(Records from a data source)
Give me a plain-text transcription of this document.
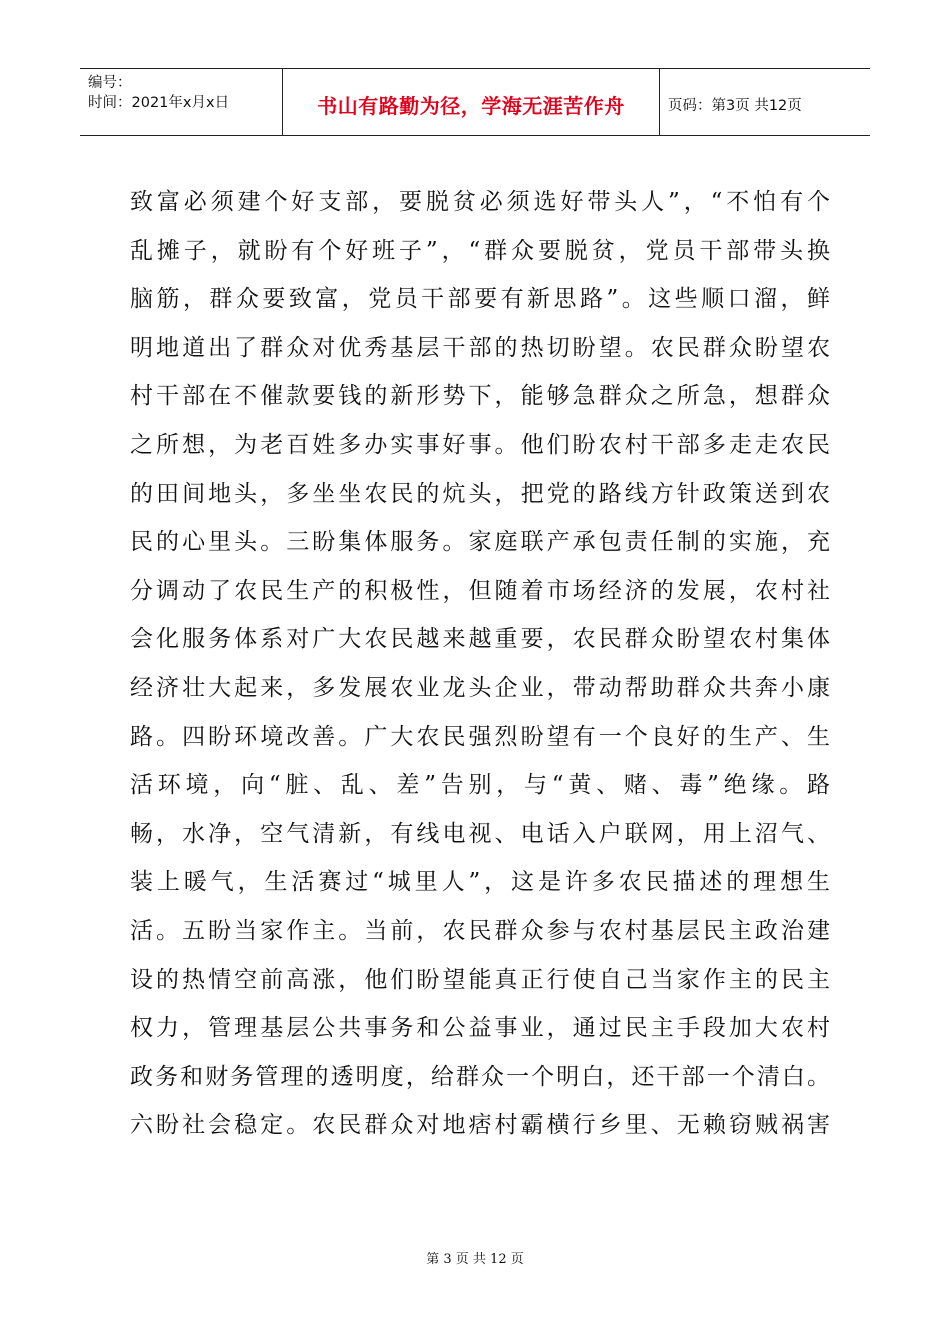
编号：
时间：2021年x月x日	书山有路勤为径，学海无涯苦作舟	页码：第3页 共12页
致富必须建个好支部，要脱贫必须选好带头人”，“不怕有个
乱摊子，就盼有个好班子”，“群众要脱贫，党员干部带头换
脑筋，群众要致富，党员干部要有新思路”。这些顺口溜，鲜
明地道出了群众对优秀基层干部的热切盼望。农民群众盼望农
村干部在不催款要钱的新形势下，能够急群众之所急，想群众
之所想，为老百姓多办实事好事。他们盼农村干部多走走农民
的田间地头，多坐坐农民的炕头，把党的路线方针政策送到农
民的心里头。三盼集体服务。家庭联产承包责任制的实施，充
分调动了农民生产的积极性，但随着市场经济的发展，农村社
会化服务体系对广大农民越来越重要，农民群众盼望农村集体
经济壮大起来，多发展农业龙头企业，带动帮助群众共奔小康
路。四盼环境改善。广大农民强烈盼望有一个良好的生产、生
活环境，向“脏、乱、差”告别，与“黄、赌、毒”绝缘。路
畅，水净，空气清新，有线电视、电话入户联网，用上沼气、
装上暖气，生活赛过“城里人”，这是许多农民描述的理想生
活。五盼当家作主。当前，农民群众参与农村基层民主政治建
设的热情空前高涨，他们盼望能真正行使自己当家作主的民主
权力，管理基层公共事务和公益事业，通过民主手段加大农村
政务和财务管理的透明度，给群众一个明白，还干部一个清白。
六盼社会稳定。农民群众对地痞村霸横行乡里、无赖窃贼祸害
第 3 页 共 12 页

Exercise directions: Write every record out again exactly; no pictures belong in the copy.

Output of the exercise:
Give me a plain-text transcription of this document.
编号：
时间：2021年x月x日	书山有路勤为径，学海无涯苦作舟	页码：第3页 共12页
致富必须建个好支部，要脱贫必须选好带头人”，“不怕有个
乱摊子，就盼有个好班子”，“群众要脱贫，党员干部带头换
脑筋，群众要致富，党员干部要有新思路”。这些顺口溜，鲜
明地道出了群众对优秀基层干部的热切盼望。农民群众盼望农
村干部在不催款要钱的新形势下，能够急群众之所急，想群众
之所想，为老百姓多办实事好事。他们盼农村干部多走走农民
的田间地头，多坐坐农民的炕头，把党的路线方针政策送到农
民的心里头。三盼集体服务。家庭联产承包责任制的实施，充
分调动了农民生产的积极性，但随着市场经济的发展，农村社
会化服务体系对广大农民越来越重要，农民群众盼望农村集体
经济壮大起来，多发展农业龙头企业，带动帮助群众共奔小康
路。四盼环境改善。广大农民强烈盼望有一个良好的生产、生
活环境，向“脏、乱、差”告别，与“黄、赌、毒”绝缘。路
畅，水净，空气清新，有线电视、电话入户联网，用上沼气、
装上暖气，生活赛过“城里人”，这是许多农民描述的理想生
活。五盼当家作主。当前，农民群众参与农村基层民主政治建
设的热情空前高涨，他们盼望能真正行使自己当家作主的民主
权力，管理基层公共事务和公益事业，通过民主手段加大农村
政务和财务管理的透明度，给群众一个明白，还干部一个清白。
六盼社会稳定。农民群众对地痞村霸横行乡里、无赖窃贼祸害
第 3 页 共 12 页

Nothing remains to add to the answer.